§ TASK DIRECTIONS
Your task is to output all the records below, word for word.

§ DATA IN THIS EXERCISE
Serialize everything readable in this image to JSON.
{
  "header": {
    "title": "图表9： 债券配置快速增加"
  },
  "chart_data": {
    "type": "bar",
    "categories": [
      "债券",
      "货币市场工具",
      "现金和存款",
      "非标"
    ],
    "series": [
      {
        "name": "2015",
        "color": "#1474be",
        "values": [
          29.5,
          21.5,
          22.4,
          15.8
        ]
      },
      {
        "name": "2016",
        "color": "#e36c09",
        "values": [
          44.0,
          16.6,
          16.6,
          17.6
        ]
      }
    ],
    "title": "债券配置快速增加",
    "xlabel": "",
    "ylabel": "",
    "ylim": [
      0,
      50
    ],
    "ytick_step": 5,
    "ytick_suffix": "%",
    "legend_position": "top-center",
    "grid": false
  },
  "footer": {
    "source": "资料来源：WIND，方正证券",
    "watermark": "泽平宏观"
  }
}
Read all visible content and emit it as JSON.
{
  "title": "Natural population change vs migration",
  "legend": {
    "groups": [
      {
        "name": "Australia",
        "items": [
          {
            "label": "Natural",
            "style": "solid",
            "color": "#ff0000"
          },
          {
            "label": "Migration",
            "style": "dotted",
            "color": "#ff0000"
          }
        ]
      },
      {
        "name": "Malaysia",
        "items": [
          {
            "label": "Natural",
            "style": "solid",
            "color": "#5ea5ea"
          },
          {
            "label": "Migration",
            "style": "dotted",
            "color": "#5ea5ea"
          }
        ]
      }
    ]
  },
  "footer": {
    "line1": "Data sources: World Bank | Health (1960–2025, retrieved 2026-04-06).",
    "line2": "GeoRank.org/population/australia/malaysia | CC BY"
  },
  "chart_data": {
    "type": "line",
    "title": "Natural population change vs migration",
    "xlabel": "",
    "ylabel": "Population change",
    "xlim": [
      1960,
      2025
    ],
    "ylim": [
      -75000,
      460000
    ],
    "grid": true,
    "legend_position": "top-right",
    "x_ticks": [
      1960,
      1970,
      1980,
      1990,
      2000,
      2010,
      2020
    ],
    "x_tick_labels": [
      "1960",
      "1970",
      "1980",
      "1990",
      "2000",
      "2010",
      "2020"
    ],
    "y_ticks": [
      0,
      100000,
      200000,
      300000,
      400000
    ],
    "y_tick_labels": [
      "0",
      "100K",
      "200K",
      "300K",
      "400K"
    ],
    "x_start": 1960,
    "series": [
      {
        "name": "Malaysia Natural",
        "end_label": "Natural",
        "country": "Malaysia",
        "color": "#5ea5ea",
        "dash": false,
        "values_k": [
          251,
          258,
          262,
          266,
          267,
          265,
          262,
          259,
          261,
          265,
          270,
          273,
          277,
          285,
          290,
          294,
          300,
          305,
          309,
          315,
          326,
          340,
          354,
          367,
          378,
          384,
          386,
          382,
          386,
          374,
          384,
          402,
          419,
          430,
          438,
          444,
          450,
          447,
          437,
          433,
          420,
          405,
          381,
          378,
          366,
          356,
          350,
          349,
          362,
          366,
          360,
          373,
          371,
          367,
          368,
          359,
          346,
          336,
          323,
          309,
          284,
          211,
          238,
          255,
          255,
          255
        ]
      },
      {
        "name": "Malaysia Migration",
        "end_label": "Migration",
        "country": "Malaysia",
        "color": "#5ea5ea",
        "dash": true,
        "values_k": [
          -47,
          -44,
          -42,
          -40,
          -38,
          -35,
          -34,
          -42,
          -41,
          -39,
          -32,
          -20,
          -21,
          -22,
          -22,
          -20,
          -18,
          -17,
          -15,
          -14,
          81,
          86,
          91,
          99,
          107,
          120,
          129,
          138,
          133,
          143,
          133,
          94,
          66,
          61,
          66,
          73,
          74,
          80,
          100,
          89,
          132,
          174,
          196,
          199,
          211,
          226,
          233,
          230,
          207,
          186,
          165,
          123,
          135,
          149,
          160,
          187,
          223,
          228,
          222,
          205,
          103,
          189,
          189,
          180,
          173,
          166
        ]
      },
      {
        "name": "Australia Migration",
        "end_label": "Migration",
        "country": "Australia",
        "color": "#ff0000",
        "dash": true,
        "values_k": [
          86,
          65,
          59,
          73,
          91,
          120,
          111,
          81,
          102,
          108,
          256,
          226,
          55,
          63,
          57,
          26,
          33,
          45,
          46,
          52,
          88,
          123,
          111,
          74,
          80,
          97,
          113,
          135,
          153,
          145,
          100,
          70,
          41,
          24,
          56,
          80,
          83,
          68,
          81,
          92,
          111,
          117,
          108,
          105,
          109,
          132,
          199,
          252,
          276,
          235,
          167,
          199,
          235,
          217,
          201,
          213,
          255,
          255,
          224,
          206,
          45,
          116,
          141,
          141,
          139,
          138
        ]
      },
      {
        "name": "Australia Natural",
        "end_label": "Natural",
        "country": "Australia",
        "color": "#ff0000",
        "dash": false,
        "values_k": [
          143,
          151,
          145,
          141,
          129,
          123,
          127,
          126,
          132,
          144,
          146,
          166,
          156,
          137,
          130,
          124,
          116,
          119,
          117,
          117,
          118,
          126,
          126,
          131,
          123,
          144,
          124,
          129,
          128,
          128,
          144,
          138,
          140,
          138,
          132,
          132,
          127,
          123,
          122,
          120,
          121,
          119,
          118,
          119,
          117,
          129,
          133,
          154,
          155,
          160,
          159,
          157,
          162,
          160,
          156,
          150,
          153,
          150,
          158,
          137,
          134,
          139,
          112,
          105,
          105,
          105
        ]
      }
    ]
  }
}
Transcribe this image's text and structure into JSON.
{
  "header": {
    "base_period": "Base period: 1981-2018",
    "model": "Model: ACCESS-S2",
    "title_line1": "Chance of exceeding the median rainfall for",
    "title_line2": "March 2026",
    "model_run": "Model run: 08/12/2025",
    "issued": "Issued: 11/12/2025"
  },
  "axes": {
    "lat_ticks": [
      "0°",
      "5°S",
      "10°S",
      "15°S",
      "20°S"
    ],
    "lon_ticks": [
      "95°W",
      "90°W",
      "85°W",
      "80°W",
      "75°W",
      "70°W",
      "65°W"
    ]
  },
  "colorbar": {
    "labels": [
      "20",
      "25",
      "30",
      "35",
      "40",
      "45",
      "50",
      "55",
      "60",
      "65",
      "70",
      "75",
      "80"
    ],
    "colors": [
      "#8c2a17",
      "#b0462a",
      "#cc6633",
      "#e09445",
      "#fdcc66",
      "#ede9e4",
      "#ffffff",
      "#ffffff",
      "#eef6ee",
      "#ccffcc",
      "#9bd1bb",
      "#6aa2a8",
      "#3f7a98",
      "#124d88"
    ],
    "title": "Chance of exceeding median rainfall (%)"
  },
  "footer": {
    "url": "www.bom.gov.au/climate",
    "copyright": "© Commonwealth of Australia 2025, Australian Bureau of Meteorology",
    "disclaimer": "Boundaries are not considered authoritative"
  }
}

§ ANSWER TO THIS EXERCISE
Serialize everything readable in this image to JSON.
{
  "header": {
    "title": "图表9： 债券配置快速增加"
  },
  "chart_data": {
    "type": "bar",
    "categories": [
      "债券",
      "货币市场工具",
      "现金和存款",
      "非标"
    ],
    "series": [
      {
        "name": "2015",
        "color": "#1474be",
        "values": [
          29.5,
          21.5,
          22.4,
          15.8
        ]
      },
      {
        "name": "2016",
        "color": "#e36c09",
        "values": [
          44.0,
          16.6,
          16.6,
          17.6
        ]
      }
    ],
    "title": "债券配置快速增加",
    "xlabel": "",
    "ylabel": "",
    "ylim": [
      0,
      50
    ],
    "ytick_step": 5,
    "ytick_suffix": "%",
    "legend_position": "top-center",
    "grid": false
  },
  "footer": {
    "source": "资料来源：WIND，方正证券",
    "watermark": "泽平宏观"
  }
}
Read all visible content and emit it as JSON.
{
  "title": "Natural population change vs migration",
  "legend": {
    "groups": [
      {
        "name": "Australia",
        "items": [
          {
            "label": "Natural",
            "style": "solid",
            "color": "#ff0000"
          },
          {
            "label": "Migration",
            "style": "dotted",
            "color": "#ff0000"
          }
        ]
      },
      {
        "name": "Malaysia",
        "items": [
          {
            "label": "Natural",
            "style": "solid",
            "color": "#5ea5ea"
          },
          {
            "label": "Migration",
            "style": "dotted",
            "color": "#5ea5ea"
          }
        ]
      }
    ]
  },
  "footer": {
    "line1": "Data sources: World Bank | Health (1960–2025, retrieved 2026-04-06).",
    "line2": "GeoRank.org/population/australia/malaysia | CC BY"
  },
  "chart_data": {
    "type": "line",
    "title": "Natural population change vs migration",
    "xlabel": "",
    "ylabel": "Population change",
    "xlim": [
      1960,
      2025
    ],
    "ylim": [
      -75000,
      460000
    ],
    "grid": true,
    "legend_position": "top-right",
    "x_ticks": [
      1960,
      1970,
      1980,
      1990,
      2000,
      2010,
      2020
    ],
    "x_tick_labels": [
      "1960",
      "1970",
      "1980",
      "1990",
      "2000",
      "2010",
      "2020"
    ],
    "y_ticks": [
      0,
      100000,
      200000,
      300000,
      400000
    ],
    "y_tick_labels": [
      "0",
      "100K",
      "200K",
      "300K",
      "400K"
    ],
    "x_start": 1960,
    "series": [
      {
        "name": "Malaysia Natural",
        "end_label": "Natural",
        "country": "Malaysia",
        "color": "#5ea5ea",
        "dash": false,
        "values_k": [
          251,
          258,
          262,
          266,
          267,
          265,
          262,
          259,
          261,
          265,
          270,
          273,
          277,
          285,
          290,
          294,
          300,
          305,
          309,
          315,
          326,
          340,
          354,
          367,
          378,
          384,
          386,
          382,
          386,
          374,
          384,
          402,
          419,
          430,
          438,
          444,
          450,
          447,
          437,
          433,
          420,
          405,
          381,
          378,
          366,
          356,
          350,
          349,
          362,
          366,
          360,
          373,
          371,
          367,
          368,
          359,
          346,
          336,
          323,
          309,
          284,
          211,
          238,
          255,
          255,
          255
        ]
      },
      {
        "name": "Malaysia Migration",
        "end_label": "Migration",
        "country": "Malaysia",
        "color": "#5ea5ea",
        "dash": true,
        "values_k": [
          -47,
          -44,
          -42,
          -40,
          -38,
          -35,
          -34,
          -42,
          -41,
          -39,
          -32,
          -20,
          -21,
          -22,
          -22,
          -20,
          -18,
          -17,
          -15,
          -14,
          81,
          86,
          91,
          99,
          107,
          120,
          129,
          138,
          133,
          143,
          133,
          94,
          66,
          61,
          66,
          73,
          74,
          80,
          100,
          89,
          132,
          174,
          196,
          199,
          211,
          226,
          233,
          230,
          207,
          186,
          165,
          123,
          135,
          149,
          160,
          187,
          223,
          228,
          222,
          205,
          103,
          189,
          189,
          180,
          173,
          166
        ]
      },
      {
        "name": "Australia Migration",
        "end_label": "Migration",
        "country": "Australia",
        "color": "#ff0000",
        "dash": true,
        "values_k": [
          86,
          65,
          59,
          73,
          91,
          120,
          111,
          81,
          102,
          108,
          256,
          226,
          55,
          63,
          57,
          26,
          33,
          45,
          46,
          52,
          88,
          123,
          111,
          74,
          80,
          97,
          113,
          135,
          153,
          145,
          100,
          70,
          41,
          24,
          56,
          80,
          83,
          68,
          81,
          92,
          111,
          117,
          108,
          105,
          109,
          132,
          199,
          252,
          276,
          235,
          167,
          199,
          235,
          217,
          201,
          213,
          255,
          255,
          224,
          206,
          45,
          116,
          141,
          141,
          139,
          138
        ]
      },
      {
        "name": "Australia Natural",
        "end_label": "Natural",
        "country": "Australia",
        "color": "#ff0000",
        "dash": false,
        "values_k": [
          143,
          151,
          145,
          141,
          129,
          123,
          127,
          126,
          132,
          144,
          146,
          166,
          156,
          137,
          130,
          124,
          116,
          119,
          117,
          117,
          118,
          126,
          126,
          131,
          123,
          144,
          124,
          129,
          128,
          128,
          144,
          138,
          140,
          138,
          132,
          132,
          127,
          123,
          122,
          120,
          121,
          119,
          118,
          119,
          117,
          129,
          133,
          154,
          155,
          160,
          159,
          157,
          162,
          160,
          156,
          150,
          153,
          150,
          158,
          137,
          134,
          139,
          112,
          105,
          105,
          105
        ]
      }
    ]
  }
}
Transcribe this image's text and structure into JSON.
{
  "header": {
    "base_period": "Base period: 1981-2018",
    "model": "Model: ACCESS-S2",
    "title_line1": "Chance of exceeding the median rainfall for",
    "title_line2": "March 2026",
    "model_run": "Model run: 08/12/2025",
    "issued": "Issued: 11/12/2025"
  },
  "axes": {
    "lat_ticks": [
      "0°",
      "5°S",
      "10°S",
      "15°S",
      "20°S"
    ],
    "lon_ticks": [
      "95°W",
      "90°W",
      "85°W",
      "80°W",
      "75°W",
      "70°W",
      "65°W"
    ]
  },
  "colorbar": {
    "labels": [
      "20",
      "25",
      "30",
      "35",
      "40",
      "45",
      "50",
      "55",
      "60",
      "65",
      "70",
      "75",
      "80"
    ],
    "colors": [
      "#8c2a17",
      "#b0462a",
      "#cc6633",
      "#e09445",
      "#fdcc66",
      "#ede9e4",
      "#ffffff",
      "#ffffff",
      "#eef6ee",
      "#ccffcc",
      "#9bd1bb",
      "#6aa2a8",
      "#3f7a98",
      "#124d88"
    ],
    "title": "Chance of exceeding median rainfall (%)"
  },
  "footer": {
    "url": "www.bom.gov.au/climate",
    "copyright": "© Commonwealth of Australia 2025, Australian Bureau of Meteorology",
    "disclaimer": "Boundaries are not considered authoritative"
  }
}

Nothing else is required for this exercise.